To be done → From the entries below, copy every line that holds the word "tang".

Dataset records →
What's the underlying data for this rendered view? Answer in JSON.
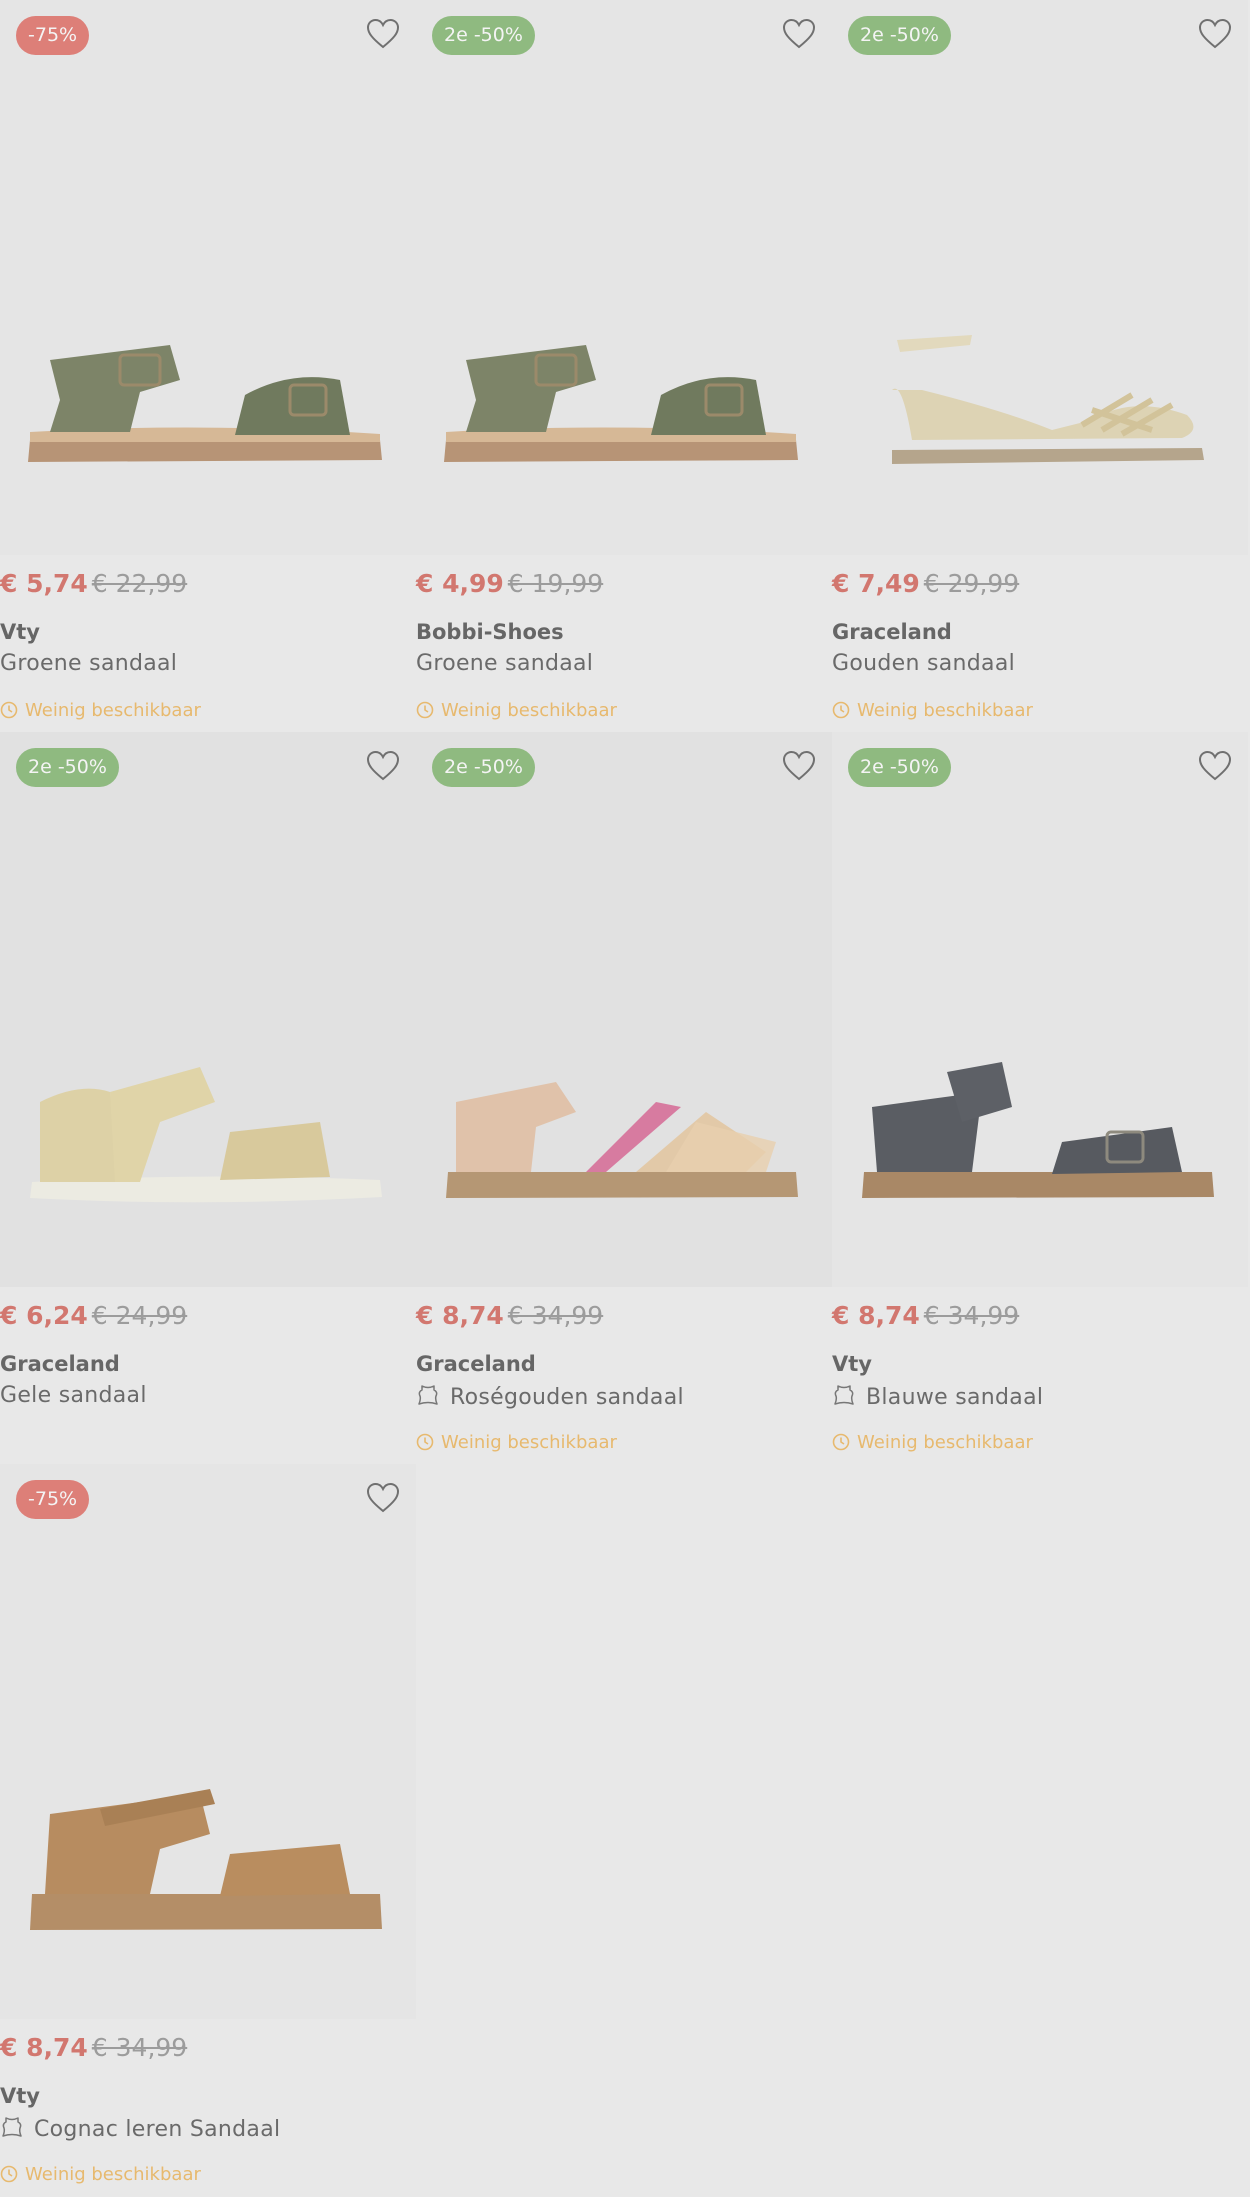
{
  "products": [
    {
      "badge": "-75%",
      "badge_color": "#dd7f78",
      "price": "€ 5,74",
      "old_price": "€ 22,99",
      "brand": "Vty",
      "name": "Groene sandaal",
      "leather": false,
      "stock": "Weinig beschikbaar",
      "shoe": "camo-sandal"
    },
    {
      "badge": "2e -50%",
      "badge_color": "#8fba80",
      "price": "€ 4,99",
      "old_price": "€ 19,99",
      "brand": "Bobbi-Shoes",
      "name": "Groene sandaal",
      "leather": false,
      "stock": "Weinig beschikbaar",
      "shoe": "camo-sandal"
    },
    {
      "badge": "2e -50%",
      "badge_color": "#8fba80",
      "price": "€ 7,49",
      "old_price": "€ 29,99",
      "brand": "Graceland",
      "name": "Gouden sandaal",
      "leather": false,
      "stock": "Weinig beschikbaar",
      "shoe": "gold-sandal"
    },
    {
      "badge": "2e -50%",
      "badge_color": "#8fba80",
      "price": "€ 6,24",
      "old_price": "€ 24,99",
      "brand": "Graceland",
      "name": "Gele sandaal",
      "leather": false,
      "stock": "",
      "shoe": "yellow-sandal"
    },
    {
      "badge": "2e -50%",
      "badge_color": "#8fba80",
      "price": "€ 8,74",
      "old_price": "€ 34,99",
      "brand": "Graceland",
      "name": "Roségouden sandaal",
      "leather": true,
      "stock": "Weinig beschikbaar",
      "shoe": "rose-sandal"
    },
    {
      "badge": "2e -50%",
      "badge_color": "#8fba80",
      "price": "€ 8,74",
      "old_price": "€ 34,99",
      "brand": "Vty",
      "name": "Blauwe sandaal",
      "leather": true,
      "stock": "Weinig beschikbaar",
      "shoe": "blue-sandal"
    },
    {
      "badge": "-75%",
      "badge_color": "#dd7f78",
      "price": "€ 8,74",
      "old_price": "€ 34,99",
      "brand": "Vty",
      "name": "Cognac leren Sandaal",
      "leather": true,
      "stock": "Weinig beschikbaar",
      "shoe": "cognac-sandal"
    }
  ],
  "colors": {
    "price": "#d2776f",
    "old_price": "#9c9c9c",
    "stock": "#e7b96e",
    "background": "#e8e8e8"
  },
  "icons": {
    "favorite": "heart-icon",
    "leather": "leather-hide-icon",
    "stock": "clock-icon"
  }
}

* * *

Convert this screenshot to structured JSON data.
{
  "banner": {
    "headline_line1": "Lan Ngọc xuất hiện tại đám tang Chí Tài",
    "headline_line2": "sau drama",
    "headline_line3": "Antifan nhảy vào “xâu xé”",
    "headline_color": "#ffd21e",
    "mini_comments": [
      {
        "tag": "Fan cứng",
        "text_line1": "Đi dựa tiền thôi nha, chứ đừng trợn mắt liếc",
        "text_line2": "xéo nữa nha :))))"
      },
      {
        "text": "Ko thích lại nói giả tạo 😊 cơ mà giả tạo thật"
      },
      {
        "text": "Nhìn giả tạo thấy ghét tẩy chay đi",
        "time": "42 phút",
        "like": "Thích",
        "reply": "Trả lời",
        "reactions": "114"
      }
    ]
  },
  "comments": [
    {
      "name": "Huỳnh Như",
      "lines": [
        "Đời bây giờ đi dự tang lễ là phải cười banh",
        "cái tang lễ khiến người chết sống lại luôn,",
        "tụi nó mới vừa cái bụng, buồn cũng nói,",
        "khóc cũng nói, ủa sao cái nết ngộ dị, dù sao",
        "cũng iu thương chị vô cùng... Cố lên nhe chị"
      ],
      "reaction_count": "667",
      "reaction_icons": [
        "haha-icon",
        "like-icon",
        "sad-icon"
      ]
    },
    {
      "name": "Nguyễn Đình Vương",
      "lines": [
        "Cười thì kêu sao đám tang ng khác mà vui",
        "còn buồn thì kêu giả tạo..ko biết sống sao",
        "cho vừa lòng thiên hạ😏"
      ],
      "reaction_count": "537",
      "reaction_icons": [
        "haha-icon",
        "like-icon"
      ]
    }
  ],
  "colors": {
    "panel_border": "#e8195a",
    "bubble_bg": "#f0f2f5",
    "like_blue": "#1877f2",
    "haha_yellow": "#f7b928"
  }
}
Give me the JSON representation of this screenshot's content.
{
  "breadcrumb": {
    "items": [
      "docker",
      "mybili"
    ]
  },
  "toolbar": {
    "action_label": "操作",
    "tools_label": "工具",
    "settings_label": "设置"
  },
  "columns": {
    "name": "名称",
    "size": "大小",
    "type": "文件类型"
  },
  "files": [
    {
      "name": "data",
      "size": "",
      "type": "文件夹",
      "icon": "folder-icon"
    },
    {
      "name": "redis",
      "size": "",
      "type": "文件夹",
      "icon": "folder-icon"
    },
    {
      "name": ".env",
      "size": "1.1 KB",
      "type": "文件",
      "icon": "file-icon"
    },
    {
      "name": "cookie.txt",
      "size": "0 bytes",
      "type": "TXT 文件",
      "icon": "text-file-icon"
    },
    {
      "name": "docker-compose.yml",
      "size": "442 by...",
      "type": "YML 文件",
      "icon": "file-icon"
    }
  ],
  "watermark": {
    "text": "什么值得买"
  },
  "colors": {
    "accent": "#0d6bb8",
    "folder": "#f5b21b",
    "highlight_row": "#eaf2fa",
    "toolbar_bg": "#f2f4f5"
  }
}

Task output →
    "headline_line1": "Lan Ngọc xuất hiện tại đám tang Chí Tài",
        "Đời bây giờ đi dự tang lễ là phải cười banh",
        "cái tang lễ khiến người chết sống lại luôn,",
        "Cười thì kêu sao đám tang ng khác mà vui",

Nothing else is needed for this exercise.